## Exercise requirements
Write out the whole of the material exactly.
━━━ Provided material ━━━
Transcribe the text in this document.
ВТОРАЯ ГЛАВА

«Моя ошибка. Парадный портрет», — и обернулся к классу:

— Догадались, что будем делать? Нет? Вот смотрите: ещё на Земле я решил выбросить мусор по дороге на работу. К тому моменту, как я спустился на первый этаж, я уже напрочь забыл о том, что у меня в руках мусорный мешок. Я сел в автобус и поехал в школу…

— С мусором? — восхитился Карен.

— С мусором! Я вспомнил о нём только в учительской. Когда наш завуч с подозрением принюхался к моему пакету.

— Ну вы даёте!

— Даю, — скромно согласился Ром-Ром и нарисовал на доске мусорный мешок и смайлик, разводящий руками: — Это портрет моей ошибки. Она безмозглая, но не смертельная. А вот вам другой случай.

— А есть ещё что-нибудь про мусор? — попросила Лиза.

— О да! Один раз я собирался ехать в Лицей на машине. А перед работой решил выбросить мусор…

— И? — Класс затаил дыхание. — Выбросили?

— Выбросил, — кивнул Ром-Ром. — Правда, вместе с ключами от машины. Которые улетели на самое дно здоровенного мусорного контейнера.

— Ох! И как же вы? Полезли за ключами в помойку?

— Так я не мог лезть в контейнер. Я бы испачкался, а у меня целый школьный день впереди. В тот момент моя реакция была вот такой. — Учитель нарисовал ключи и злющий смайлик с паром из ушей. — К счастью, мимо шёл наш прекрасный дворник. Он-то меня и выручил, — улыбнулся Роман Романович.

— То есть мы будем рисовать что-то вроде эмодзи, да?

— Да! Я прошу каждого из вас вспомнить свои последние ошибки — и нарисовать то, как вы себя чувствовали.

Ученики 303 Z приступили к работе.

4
━━━
## Result
Transcribe the text in this document.
ВТОРАЯ ГЛАВА

«Моя ошибка. Парадный портрет», — и обернулся к классу:

— Догадались, что будем делать? Нет? Вот смотрите: ещё на Земле я решил выбросить мусор по дороге на работу. К тому моменту, как я спустился на первый этаж, я уже напрочь забыл о том, что у меня в руках мусорный мешок. Я сел в автобус и поехал в школу…

— С мусором? — восхитился Карен.

— С мусором! Я вспомнил о нём только в учительской. Когда наш завуч с подозрением принюхался к моему пакету.

— Ну вы даёте!

— Даю, — скромно согласился Ром-Ром и нарисовал на доске мусорный мешок и смайлик, разводящий руками: — Это портрет моей ошибки. Она безмозглая, но не смертельная. А вот вам другой случай.

— А есть ещё что-нибудь про мусор? — попросила Лиза.

— О да! Один раз я собирался ехать в Лицей на машине. А перед работой решил выбросить мусор…

— И? — Класс затаил дыхание. — Выбросили?

— Выбросил, — кивнул Ром-Ром. — Правда, вместе с ключами от машины. Которые улетели на самое дно здоровенного мусорного контейнера.

— Ох! И как же вы? Полезли за ключами в помойку?

— Так я не мог лезть в контейнер. Я бы испачкался, а у меня целый школьный день впереди. В тот момент моя реакция была вот такой. — Учитель нарисовал ключи и злющий смайлик с паром из ушей. — К счастью, мимо шёл наш прекрасный дворник. Он-то меня и выручил, — улыбнулся Роман Романович.

— То есть мы будем рисовать что-то вроде эмодзи, да?

— Да! Я прошу каждого из вас вспомнить свои последние ошибки — и нарисовать то, как вы себя чувствовали.

Ученики 303 Z приступили к работе.

4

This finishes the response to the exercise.